**STATED EXERCISE**
Search the material and gather each line with "cursor" in it.

**EXCERPTED DATA**
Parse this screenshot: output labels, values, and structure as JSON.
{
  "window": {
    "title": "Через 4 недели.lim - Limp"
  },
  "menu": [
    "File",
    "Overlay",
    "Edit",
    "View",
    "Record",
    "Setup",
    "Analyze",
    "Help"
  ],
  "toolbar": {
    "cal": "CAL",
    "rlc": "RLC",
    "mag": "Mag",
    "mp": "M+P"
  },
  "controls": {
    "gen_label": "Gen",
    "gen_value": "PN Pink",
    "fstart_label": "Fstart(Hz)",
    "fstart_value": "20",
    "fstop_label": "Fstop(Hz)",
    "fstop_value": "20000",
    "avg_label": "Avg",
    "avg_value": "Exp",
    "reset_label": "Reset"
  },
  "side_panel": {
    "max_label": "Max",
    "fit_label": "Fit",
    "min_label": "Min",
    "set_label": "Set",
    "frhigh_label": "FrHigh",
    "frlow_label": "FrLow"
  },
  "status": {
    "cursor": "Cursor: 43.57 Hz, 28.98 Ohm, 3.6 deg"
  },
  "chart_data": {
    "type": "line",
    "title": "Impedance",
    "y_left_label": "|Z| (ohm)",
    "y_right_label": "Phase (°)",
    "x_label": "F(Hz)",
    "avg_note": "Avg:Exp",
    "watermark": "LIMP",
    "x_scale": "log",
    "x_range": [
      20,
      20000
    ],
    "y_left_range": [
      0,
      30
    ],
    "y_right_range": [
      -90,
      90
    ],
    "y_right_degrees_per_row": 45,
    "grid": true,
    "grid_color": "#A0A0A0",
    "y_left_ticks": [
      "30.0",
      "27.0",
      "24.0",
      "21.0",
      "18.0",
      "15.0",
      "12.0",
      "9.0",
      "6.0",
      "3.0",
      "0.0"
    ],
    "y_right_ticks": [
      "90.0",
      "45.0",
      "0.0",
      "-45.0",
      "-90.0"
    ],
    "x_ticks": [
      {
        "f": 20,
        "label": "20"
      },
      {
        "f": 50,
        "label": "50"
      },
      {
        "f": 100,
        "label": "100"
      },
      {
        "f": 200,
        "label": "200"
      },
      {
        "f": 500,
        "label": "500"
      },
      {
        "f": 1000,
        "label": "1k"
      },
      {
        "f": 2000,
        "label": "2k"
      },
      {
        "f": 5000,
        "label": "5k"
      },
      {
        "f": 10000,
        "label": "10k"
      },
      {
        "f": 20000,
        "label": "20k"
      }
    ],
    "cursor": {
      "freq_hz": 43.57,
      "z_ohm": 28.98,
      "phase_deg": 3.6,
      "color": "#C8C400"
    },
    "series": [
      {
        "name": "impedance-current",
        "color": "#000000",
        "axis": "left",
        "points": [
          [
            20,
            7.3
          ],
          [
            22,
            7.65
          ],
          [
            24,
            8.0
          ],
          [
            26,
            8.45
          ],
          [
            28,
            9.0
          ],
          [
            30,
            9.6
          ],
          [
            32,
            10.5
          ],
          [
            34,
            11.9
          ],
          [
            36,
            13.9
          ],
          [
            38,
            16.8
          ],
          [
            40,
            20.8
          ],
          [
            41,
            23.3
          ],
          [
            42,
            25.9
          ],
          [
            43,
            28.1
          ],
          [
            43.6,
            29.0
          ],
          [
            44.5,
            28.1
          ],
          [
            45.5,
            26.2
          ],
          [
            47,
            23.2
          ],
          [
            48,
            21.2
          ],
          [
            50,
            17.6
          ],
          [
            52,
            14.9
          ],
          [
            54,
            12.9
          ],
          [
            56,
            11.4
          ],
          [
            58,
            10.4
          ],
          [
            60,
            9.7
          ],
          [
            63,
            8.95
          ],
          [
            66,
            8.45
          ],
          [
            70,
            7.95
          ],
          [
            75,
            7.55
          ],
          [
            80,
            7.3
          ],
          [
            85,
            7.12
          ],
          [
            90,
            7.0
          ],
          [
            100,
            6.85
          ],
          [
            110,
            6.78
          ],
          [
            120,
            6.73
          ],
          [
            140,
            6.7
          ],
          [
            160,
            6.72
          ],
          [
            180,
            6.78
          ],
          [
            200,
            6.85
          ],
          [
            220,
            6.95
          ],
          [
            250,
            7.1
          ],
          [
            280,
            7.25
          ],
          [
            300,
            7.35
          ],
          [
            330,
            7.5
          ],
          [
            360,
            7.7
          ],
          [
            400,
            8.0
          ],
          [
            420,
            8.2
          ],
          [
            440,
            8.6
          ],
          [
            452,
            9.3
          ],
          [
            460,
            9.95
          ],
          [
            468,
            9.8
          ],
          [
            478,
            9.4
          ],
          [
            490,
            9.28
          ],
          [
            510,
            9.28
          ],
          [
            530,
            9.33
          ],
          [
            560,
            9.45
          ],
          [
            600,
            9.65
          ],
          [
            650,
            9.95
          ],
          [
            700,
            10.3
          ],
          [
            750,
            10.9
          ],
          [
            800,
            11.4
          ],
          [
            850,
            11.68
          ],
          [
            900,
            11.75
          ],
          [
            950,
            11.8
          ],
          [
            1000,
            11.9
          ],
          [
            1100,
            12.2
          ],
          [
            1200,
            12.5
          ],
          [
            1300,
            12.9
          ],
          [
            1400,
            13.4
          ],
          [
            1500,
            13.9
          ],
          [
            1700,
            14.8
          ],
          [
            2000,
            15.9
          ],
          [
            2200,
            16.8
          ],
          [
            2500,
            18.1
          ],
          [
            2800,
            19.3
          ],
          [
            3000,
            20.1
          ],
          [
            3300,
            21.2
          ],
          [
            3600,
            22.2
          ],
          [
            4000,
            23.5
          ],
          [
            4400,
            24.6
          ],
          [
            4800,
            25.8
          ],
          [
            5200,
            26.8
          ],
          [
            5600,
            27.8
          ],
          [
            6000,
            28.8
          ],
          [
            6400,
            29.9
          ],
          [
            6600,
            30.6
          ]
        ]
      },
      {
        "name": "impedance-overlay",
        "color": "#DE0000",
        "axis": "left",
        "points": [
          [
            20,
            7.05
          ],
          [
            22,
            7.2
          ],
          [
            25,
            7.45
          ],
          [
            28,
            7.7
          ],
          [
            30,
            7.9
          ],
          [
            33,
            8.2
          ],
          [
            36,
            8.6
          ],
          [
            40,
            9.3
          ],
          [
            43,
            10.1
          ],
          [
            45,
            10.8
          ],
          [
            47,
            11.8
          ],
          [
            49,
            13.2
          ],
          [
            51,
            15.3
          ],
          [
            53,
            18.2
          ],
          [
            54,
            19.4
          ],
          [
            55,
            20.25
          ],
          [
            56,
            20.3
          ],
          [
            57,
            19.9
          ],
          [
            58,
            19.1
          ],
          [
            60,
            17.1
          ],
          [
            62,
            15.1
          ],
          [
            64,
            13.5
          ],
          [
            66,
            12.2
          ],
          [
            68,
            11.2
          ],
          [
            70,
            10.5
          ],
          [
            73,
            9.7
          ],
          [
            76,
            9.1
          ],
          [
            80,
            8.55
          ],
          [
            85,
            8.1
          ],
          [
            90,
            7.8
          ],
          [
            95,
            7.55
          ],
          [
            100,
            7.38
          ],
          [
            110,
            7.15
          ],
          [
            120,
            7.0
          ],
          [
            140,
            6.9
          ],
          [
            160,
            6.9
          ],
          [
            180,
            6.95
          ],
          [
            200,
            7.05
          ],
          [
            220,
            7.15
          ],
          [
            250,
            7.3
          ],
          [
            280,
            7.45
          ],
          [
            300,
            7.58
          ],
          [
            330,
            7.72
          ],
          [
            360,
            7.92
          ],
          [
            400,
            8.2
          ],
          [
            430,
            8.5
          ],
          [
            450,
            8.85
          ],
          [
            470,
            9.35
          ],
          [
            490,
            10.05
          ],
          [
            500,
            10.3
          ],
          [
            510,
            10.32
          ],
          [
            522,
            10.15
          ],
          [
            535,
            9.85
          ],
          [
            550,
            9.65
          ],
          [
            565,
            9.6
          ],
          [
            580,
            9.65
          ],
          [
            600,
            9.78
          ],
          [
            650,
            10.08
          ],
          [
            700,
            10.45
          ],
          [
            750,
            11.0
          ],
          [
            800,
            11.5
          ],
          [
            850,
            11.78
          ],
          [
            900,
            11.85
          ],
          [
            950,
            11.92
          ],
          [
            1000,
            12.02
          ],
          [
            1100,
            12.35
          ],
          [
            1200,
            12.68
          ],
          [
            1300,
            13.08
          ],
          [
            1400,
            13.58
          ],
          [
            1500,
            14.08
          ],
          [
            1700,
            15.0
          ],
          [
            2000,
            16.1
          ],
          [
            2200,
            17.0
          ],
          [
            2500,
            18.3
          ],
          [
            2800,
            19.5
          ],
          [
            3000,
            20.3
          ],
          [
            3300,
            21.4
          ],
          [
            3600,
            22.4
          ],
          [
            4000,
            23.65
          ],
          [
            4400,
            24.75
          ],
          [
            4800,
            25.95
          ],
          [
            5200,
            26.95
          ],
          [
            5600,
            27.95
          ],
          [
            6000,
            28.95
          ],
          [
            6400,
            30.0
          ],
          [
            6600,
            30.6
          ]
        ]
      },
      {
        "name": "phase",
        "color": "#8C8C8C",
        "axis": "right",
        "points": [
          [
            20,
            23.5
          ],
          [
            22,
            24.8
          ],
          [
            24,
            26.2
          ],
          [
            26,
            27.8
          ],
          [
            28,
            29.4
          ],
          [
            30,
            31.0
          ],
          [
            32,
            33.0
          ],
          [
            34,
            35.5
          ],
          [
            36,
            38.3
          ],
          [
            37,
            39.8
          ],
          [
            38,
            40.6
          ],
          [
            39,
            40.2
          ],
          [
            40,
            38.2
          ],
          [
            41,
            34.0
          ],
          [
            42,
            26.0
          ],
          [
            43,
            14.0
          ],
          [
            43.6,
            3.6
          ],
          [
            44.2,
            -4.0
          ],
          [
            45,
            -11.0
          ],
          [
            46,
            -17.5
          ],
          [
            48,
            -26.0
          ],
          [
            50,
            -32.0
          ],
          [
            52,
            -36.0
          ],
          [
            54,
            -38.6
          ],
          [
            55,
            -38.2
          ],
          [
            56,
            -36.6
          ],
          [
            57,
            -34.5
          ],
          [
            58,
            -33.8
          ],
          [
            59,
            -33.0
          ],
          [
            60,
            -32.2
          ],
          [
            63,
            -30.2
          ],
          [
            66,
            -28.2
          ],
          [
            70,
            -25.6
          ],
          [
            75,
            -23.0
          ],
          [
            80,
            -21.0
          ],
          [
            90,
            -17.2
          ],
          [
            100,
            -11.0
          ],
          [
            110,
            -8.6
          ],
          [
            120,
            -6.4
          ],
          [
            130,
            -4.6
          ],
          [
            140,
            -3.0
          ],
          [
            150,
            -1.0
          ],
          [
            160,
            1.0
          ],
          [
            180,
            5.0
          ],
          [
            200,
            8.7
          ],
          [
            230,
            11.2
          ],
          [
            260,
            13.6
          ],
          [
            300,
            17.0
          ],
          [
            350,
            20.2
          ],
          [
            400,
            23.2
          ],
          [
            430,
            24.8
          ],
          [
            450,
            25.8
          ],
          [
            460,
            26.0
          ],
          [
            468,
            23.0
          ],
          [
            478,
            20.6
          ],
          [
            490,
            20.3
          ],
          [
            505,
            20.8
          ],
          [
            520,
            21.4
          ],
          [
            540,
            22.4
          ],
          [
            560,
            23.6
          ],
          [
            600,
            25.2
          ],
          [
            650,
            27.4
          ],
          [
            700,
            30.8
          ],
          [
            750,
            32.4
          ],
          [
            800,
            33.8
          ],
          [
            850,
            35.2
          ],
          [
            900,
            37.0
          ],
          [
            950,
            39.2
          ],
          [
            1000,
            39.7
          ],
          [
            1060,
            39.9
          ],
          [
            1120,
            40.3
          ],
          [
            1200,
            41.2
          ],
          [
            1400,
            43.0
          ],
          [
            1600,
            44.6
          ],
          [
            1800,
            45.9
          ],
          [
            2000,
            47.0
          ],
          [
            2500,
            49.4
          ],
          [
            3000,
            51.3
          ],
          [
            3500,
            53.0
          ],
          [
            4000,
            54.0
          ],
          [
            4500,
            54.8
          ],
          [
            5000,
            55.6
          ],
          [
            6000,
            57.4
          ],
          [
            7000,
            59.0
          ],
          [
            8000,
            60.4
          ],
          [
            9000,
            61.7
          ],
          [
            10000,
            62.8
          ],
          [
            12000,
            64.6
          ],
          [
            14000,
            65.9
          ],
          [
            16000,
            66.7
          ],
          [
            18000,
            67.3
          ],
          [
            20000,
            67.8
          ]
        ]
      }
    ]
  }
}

**FINISHED TASK**
    "cursor": "Cursor: 43.57 Hz, 28.98 Ohm, 3.6 deg"
    "cursor": {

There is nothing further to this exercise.